• **ITEMS**
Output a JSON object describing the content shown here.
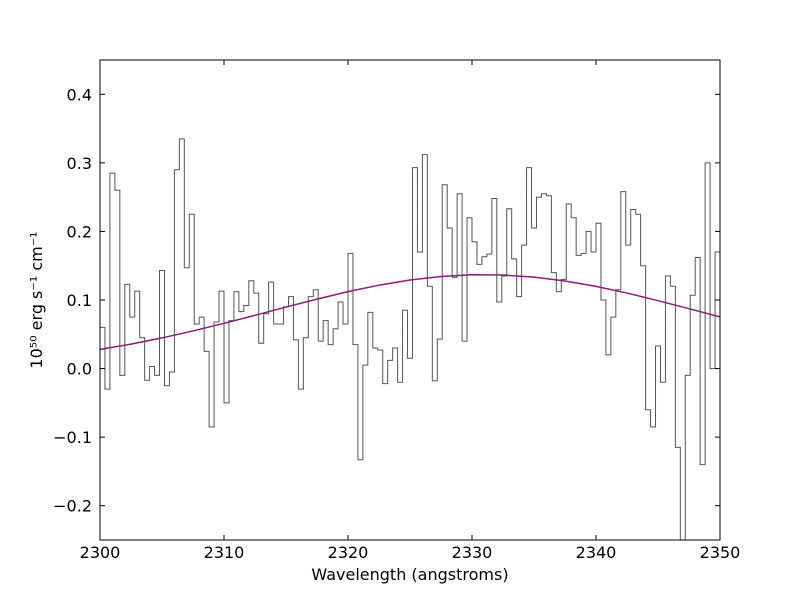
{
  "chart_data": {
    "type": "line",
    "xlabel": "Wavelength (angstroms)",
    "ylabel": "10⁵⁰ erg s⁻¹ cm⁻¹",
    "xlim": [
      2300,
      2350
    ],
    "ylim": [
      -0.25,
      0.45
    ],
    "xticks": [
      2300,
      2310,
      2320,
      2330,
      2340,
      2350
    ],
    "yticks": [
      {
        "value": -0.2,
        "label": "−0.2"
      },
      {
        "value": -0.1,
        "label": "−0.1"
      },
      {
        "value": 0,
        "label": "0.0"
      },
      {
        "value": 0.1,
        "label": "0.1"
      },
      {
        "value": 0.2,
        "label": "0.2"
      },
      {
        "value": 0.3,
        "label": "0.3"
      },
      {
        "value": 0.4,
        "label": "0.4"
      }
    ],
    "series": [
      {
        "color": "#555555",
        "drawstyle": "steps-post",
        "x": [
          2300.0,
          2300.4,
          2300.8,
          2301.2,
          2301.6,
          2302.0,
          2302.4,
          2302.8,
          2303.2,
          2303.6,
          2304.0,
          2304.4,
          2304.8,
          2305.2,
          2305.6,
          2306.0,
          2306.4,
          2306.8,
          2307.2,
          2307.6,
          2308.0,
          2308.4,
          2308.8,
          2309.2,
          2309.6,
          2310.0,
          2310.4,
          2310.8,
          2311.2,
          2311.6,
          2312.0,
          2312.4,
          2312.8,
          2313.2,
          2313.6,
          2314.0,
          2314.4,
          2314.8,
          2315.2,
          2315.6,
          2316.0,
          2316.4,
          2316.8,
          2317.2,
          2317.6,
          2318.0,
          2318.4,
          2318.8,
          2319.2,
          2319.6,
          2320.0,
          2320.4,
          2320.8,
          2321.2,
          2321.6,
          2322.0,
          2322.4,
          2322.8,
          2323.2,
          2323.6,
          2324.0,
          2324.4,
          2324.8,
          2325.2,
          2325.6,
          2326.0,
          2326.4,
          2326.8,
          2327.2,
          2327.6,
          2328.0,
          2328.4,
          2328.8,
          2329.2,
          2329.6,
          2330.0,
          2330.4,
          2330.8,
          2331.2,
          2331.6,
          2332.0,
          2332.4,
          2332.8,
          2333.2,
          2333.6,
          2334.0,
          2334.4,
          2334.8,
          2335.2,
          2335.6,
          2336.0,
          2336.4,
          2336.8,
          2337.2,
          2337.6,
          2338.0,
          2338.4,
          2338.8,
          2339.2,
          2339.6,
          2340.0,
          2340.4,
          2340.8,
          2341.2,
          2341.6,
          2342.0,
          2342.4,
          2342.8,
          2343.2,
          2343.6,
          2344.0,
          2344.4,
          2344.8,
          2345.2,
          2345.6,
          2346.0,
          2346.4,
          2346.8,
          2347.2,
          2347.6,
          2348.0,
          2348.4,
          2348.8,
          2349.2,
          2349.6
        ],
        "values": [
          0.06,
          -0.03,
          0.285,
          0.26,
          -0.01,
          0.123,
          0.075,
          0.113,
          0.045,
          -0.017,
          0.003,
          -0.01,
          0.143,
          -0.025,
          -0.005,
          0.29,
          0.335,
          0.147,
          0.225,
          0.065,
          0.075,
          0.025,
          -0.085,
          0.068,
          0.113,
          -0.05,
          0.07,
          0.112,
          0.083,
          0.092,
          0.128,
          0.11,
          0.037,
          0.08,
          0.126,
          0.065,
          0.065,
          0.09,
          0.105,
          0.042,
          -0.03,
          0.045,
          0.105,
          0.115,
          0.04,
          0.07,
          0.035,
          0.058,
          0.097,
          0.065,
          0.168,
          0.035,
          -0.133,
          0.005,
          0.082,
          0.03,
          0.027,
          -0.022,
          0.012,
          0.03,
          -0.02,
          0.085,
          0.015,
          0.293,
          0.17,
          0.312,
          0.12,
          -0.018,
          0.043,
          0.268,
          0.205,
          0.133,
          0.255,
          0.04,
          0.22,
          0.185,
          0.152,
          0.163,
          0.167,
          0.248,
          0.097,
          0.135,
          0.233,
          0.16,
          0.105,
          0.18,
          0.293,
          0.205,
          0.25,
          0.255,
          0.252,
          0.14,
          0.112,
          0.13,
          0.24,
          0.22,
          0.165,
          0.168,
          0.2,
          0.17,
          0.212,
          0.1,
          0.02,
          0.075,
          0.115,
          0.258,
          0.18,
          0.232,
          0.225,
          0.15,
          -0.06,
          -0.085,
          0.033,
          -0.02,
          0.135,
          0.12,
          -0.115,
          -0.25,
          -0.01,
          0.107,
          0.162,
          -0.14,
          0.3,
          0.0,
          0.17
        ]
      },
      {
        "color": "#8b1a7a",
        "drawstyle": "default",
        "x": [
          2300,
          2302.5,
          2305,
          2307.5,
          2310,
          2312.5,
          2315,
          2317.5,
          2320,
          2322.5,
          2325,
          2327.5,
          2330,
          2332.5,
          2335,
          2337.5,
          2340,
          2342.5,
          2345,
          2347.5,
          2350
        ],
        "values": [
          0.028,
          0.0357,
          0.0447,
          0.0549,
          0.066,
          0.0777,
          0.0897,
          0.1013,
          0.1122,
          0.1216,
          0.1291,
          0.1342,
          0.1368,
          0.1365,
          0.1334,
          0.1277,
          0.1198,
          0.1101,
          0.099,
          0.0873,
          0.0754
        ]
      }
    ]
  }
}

• **EXERCISE OBJECTIVE**
Your answer should be a single number: the count of lines containing the word "drawstyle".

• **EXERCISE OUTPUT**
2